[Data entries]
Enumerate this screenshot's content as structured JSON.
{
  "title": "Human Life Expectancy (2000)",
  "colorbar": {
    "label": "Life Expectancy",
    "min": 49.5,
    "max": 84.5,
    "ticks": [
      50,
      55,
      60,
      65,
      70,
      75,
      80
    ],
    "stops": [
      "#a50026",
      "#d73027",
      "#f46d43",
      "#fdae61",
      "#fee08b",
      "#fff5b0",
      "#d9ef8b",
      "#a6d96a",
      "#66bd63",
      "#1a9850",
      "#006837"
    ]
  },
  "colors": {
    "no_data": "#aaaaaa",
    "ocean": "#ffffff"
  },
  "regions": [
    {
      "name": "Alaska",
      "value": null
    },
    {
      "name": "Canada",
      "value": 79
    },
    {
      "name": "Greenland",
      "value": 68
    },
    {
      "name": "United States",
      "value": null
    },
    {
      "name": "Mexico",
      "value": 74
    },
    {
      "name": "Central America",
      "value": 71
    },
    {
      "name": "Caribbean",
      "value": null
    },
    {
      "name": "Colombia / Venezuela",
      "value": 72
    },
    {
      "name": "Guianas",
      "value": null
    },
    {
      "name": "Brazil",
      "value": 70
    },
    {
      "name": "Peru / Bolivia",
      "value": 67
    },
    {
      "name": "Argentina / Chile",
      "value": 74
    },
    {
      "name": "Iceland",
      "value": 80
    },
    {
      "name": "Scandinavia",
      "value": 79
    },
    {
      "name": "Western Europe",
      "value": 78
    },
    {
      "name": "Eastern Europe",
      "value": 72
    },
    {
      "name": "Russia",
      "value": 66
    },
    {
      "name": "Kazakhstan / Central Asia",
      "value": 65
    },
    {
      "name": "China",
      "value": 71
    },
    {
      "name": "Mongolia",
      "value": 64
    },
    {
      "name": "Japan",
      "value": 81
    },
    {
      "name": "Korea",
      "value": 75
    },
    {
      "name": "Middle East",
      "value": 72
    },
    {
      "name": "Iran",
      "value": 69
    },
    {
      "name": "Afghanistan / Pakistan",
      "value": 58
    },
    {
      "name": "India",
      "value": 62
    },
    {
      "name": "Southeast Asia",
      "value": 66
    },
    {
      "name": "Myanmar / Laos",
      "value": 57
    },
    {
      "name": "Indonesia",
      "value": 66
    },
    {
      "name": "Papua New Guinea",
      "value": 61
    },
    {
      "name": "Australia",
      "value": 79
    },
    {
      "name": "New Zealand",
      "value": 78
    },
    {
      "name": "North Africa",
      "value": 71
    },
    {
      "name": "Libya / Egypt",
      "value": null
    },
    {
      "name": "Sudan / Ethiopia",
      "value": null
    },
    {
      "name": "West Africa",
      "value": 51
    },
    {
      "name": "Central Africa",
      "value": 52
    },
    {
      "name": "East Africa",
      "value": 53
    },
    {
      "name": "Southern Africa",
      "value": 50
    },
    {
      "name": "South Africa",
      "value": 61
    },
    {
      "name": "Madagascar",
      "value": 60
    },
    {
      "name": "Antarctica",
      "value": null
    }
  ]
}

What to produce: In the material above, find each line that contains the word "Asia", and select it.

Exercise answer:
      "name": "Kazakhstan / Central Asia",
      "name": "Southeast Asia",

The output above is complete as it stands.